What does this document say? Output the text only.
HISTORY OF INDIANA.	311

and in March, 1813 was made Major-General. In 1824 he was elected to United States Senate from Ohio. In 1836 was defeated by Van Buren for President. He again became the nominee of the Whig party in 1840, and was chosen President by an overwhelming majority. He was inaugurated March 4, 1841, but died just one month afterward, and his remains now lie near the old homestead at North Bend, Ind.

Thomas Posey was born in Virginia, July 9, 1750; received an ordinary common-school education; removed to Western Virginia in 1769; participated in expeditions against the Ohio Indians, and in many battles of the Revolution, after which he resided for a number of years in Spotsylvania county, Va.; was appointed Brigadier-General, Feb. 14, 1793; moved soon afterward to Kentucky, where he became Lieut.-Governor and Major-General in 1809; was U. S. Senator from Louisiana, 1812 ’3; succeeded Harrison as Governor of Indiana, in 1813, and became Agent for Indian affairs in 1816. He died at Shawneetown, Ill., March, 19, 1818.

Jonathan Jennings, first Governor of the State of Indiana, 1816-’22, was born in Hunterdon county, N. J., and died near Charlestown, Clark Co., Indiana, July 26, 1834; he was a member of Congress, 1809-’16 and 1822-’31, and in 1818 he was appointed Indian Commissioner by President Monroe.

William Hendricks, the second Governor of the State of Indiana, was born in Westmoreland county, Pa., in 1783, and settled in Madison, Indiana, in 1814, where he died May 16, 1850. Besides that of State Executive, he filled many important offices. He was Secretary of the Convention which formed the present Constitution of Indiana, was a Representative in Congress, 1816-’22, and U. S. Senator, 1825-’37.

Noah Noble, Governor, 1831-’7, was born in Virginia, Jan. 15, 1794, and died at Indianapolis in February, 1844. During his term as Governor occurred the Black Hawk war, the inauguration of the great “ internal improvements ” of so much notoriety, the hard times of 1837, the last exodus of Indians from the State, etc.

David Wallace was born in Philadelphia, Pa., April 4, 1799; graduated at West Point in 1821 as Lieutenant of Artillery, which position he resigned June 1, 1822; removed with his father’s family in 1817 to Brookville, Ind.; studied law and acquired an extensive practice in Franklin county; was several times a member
□ □ □ □ □ □ □
_WORK TO COMPLETE_
Each line in the listing above that contains "Ohio" should be copied.

_SOLUTION TO THE EXERCISE_
and in March, 1813 was made Major-General. In 1824 he was elected to United States Senate from Ohio. In 1836 was defeated by Van Buren for President. He again became the nominee of the Whig party in 1840, and was chosen President by an overwhelming majority. He was inaugurated March 4, 1841, but died just one month afterward, and his remains now lie near the old homestead at North Bend, Ind.
Thomas Posey was born in Virginia, July 9, 1750; received an ordinary common-school education; removed to Western Virginia in 1769; participated in expeditions against the Ohio Indians, and in many battles of the Revolution, after which he resided for a number of years in Spotsylvania county, Va.; was appointed Brigadier-General, Feb. 14, 1793; moved soon afterward to Kentucky, where he became Lieut.-Governor and Major-General in 1809; was U. S. Senator from Louisiana, 1812 ’3; succeeded Harrison as Governor of Indiana, in 1813, and became Agent for Indian affairs in 1816. He died at Shawneetown, Ill., March, 19, 1818.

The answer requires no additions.